Saved entries:
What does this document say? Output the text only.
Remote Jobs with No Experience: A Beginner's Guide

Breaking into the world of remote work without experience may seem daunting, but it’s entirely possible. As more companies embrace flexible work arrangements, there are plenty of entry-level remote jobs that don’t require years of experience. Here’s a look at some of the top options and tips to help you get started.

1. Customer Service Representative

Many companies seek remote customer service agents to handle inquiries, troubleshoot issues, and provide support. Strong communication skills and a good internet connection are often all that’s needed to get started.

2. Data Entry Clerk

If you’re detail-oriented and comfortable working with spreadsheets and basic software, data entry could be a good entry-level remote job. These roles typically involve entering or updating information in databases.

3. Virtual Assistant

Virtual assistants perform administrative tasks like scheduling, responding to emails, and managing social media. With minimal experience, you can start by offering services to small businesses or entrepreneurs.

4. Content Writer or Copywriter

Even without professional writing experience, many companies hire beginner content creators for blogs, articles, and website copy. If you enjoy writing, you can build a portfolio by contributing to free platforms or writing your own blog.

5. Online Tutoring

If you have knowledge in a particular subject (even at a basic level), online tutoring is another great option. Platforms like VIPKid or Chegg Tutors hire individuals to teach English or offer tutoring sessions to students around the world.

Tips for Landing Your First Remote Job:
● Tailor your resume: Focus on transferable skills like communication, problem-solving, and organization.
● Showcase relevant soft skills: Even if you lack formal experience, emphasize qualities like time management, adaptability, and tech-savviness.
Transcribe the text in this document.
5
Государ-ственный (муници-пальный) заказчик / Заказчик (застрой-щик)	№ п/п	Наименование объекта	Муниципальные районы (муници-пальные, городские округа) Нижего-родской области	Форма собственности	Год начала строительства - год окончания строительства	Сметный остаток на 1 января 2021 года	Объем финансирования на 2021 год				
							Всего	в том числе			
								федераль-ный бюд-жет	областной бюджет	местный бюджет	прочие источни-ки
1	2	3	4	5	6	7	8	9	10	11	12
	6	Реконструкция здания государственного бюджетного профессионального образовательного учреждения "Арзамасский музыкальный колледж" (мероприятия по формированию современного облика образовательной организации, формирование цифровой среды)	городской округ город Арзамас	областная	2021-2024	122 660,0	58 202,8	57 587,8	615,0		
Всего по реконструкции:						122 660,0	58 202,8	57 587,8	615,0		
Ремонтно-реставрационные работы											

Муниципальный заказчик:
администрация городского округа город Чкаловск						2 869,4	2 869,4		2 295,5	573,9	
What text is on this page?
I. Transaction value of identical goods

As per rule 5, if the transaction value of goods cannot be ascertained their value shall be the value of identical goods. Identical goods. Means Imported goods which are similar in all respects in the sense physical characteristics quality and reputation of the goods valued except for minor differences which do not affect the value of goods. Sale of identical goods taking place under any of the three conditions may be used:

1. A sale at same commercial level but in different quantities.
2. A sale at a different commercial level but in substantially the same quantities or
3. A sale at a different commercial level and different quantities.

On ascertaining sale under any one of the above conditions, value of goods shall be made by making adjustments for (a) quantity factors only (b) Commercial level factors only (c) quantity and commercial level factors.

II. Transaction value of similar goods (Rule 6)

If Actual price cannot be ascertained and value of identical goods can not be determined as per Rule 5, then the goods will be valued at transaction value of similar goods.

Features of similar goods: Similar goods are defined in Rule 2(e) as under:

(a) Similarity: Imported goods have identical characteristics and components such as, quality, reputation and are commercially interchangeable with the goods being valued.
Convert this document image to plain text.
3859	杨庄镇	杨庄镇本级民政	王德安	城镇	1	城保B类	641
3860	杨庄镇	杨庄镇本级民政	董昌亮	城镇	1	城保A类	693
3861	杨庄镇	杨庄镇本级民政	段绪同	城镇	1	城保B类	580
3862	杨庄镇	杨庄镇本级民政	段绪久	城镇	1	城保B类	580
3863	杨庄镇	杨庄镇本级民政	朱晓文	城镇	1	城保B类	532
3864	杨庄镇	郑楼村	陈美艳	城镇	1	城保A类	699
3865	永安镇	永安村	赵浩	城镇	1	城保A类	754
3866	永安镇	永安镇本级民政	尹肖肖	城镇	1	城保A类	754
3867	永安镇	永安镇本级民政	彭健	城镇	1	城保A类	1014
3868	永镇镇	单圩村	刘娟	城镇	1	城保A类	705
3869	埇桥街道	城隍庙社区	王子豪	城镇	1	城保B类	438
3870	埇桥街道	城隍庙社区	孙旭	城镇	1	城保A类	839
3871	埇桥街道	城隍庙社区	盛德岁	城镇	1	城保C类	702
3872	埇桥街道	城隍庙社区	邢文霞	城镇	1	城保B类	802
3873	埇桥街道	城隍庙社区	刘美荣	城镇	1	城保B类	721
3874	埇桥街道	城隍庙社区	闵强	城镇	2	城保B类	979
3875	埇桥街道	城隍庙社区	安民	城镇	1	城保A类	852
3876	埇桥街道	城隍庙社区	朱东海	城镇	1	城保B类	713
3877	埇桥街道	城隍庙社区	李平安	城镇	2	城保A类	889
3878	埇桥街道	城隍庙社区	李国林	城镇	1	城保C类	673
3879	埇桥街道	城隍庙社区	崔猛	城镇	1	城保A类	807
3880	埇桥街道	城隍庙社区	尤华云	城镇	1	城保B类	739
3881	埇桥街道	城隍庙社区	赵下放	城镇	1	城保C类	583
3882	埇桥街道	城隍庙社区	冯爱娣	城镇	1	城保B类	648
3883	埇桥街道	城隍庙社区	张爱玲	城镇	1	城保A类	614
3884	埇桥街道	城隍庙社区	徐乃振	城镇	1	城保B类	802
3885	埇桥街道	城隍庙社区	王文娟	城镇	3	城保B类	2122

- Job -
Reproduce the data in full, exactly as presented.

- Task solution -
What does this document say? Output the text only.
Remote Jobs with No Experience: A Beginner's Guide

Breaking into the world of remote work without experience may seem daunting, but it’s entirely possible. As more companies embrace flexible work arrangements, there are plenty of entry-level remote jobs that don’t require years of experience. Here’s a look at some of the top options and tips to help you get started.

1. Customer Service Representative

Many companies seek remote customer service agents to handle inquiries, troubleshoot issues, and provide support. Strong communication skills and a good internet connection are often all that’s needed to get started.

2. Data Entry Clerk

If you’re detail-oriented and comfortable working with spreadsheets and basic software, data entry could be a good entry-level remote job. These roles typically involve entering or updating information in databases.

3. Virtual Assistant

Virtual assistants perform administrative tasks like scheduling, responding to emails, and managing social media. With minimal experience, you can start by offering services to small businesses or entrepreneurs.

4. Content Writer or Copywriter

Even without professional writing experience, many companies hire beginner content creators for blogs, articles, and website copy. If you enjoy writing, you can build a portfolio by contributing to free platforms or writing your own blog.

5. Online Tutoring

If you have knowledge in a particular subject (even at a basic level), online tutoring is another great option. Platforms like VIPKid or Chegg Tutors hire individuals to teach English or offer tutoring sessions to students around the world.

Tips for Landing Your First Remote Job:
● Tailor your resume: Focus on transferable skills like communication, problem-solving, and organization.
● Showcase relevant soft skills: Even if you lack formal experience, emphasize qualities like time management, adaptability, and tech-savviness.
Transcribe the text in this document.
5
Государ-ственный (муници-пальный) заказчик / Заказчик (застрой-щик)	№ п/п	Наименование объекта	Муниципальные районы (муници-пальные, городские округа) Нижего-родской области	Форма собственности	Год начала строительства - год окончания строительства	Сметный остаток на 1 января 2021 года	Объем финансирования на 2021 год				
							Всего	в том числе			
								федераль-ный бюд-жет	областной бюджет	местный бюджет	прочие источни-ки
1	2	3	4	5	6	7	8	9	10	11	12
	6	Реконструкция здания государственного бюджетного профессионального образовательного учреждения "Арзамасский музыкальный колледж" (мероприятия по формированию современного облика образовательной организации, формирование цифровой среды)	городской округ город Арзамас	областная	2021-2024	122 660,0	58 202,8	57 587,8	615,0		
Всего по реконструкции:						122 660,0	58 202,8	57 587,8	615,0		
Ремонтно-реставрационные работы											

Муниципальный заказчик:
администрация городского округа город Чкаловск						2 869,4	2 869,4		2 295,5	573,9	
What text is on this page?
I. Transaction value of identical goods

As per rule 5, if the transaction value of goods cannot be ascertained their value shall be the value of identical goods. Identical goods. Means Imported goods which are similar in all respects in the sense physical characteristics quality and reputation of the goods valued except for minor differences which do not affect the value of goods. Sale of identical goods taking place under any of the three conditions may be used:

1. A sale at same commercial level but in different quantities.
2. A sale at a different commercial level but in substantially the same quantities or
3. A sale at a different commercial level and different quantities.

On ascertaining sale under any one of the above conditions, value of goods shall be made by making adjustments for (a) quantity factors only (b) Commercial level factors only (c) quantity and commercial level factors.

II. Transaction value of similar goods (Rule 6)

If Actual price cannot be ascertained and value of identical goods can not be determined as per Rule 5, then the goods will be valued at transaction value of similar goods.

Features of similar goods: Similar goods are defined in Rule 2(e) as under:

(a) Similarity: Imported goods have identical characteristics and components such as, quality, reputation and are commercially interchangeable with the goods being valued.
Convert this document image to plain text.
3859	杨庄镇	杨庄镇本级民政	王德安	城镇	1	城保B类	641
3860	杨庄镇	杨庄镇本级民政	董昌亮	城镇	1	城保A类	693
3861	杨庄镇	杨庄镇本级民政	段绪同	城镇	1	城保B类	580
3862	杨庄镇	杨庄镇本级民政	段绪久	城镇	1	城保B类	580
3863	杨庄镇	杨庄镇本级民政	朱晓文	城镇	1	城保B类	532
3864	杨庄镇	郑楼村	陈美艳	城镇	1	城保A类	699
3865	永安镇	永安村	赵浩	城镇	1	城保A类	754
3866	永安镇	永安镇本级民政	尹肖肖	城镇	1	城保A类	754
3867	永安镇	永安镇本级民政	彭健	城镇	1	城保A类	1014
3868	永镇镇	单圩村	刘娟	城镇	1	城保A类	705
3869	埇桥街道	城隍庙社区	王子豪	城镇	1	城保B类	438
3870	埇桥街道	城隍庙社区	孙旭	城镇	1	城保A类	839
3871	埇桥街道	城隍庙社区	盛德岁	城镇	1	城保C类	702
3872	埇桥街道	城隍庙社区	邢文霞	城镇	1	城保B类	802
3873	埇桥街道	城隍庙社区	刘美荣	城镇	1	城保B类	721
3874	埇桥街道	城隍庙社区	闵强	城镇	2	城保B类	979
3875	埇桥街道	城隍庙社区	安民	城镇	1	城保A类	852
3876	埇桥街道	城隍庙社区	朱东海	城镇	1	城保B类	713
3877	埇桥街道	城隍庙社区	李平安	城镇	2	城保A类	889
3878	埇桥街道	城隍庙社区	李国林	城镇	1	城保C类	673
3879	埇桥街道	城隍庙社区	崔猛	城镇	1	城保A类	807
3880	埇桥街道	城隍庙社区	尤华云	城镇	1	城保B类	739
3881	埇桥街道	城隍庙社区	赵下放	城镇	1	城保C类	583
3882	埇桥街道	城隍庙社区	冯爱娣	城镇	1	城保B类	648
3883	埇桥街道	城隍庙社区	张爱玲	城镇	1	城保A类	614
3884	埇桥街道	城隍庙社区	徐乃振	城镇	1	城保B类	802
3885	埇桥街道	城隍庙社区	王文娟	城镇	3	城保B类	2122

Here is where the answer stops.